[TASK DATA]
══════════════════════════════

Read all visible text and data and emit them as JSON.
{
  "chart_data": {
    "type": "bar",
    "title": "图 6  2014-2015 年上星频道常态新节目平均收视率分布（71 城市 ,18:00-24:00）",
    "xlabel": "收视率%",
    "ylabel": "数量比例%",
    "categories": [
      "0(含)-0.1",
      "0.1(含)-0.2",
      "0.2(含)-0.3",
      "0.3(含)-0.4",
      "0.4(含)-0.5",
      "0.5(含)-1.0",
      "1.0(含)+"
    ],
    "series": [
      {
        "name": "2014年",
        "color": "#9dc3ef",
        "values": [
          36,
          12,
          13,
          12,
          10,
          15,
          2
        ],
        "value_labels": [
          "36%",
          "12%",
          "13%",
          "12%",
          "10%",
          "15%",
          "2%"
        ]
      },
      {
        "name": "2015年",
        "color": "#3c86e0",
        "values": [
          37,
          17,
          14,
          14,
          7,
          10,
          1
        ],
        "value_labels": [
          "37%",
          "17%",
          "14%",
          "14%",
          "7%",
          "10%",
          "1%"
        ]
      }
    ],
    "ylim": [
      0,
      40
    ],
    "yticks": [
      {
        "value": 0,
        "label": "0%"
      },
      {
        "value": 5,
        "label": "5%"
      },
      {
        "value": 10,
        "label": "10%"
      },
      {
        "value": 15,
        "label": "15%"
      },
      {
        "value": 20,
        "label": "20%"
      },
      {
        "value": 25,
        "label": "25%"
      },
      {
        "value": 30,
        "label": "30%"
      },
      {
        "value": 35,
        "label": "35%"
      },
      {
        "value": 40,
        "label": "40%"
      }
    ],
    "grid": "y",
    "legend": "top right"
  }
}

══════════════════════════════

[DIRECTIONS FOR THIS TASK]
Write the material out exactly, with nothing left out.

[FULL SOLUTION]
Read all visible text and data and emit them as JSON.
{
  "chart_data": {
    "type": "bar",
    "title": "图 6  2014-2015 年上星频道常态新节目平均收视率分布（71 城市 ,18:00-24:00）",
    "xlabel": "收视率%",
    "ylabel": "数量比例%",
    "categories": [
      "0(含)-0.1",
      "0.1(含)-0.2",
      "0.2(含)-0.3",
      "0.3(含)-0.4",
      "0.4(含)-0.5",
      "0.5(含)-1.0",
      "1.0(含)+"
    ],
    "series": [
      {
        "name": "2014年",
        "color": "#9dc3ef",
        "values": [
          36,
          12,
          13,
          12,
          10,
          15,
          2
        ],
        "value_labels": [
          "36%",
          "12%",
          "13%",
          "12%",
          "10%",
          "15%",
          "2%"
        ]
      },
      {
        "name": "2015年",
        "color": "#3c86e0",
        "values": [
          37,
          17,
          14,
          14,
          7,
          10,
          1
        ],
        "value_labels": [
          "37%",
          "17%",
          "14%",
          "14%",
          "7%",
          "10%",
          "1%"
        ]
      }
    ],
    "ylim": [
      0,
      40
    ],
    "yticks": [
      {
        "value": 0,
        "label": "0%"
      },
      {
        "value": 5,
        "label": "5%"
      },
      {
        "value": 10,
        "label": "10%"
      },
      {
        "value": 15,
        "label": "15%"
      },
      {
        "value": 20,
        "label": "20%"
      },
      {
        "value": 25,
        "label": "25%"
      },
      {
        "value": 30,
        "label": "30%"
      },
      {
        "value": 35,
        "label": "35%"
      },
      {
        "value": 40,
        "label": "40%"
      }
    ],
    "grid": "y",
    "legend": "top right"
  }
}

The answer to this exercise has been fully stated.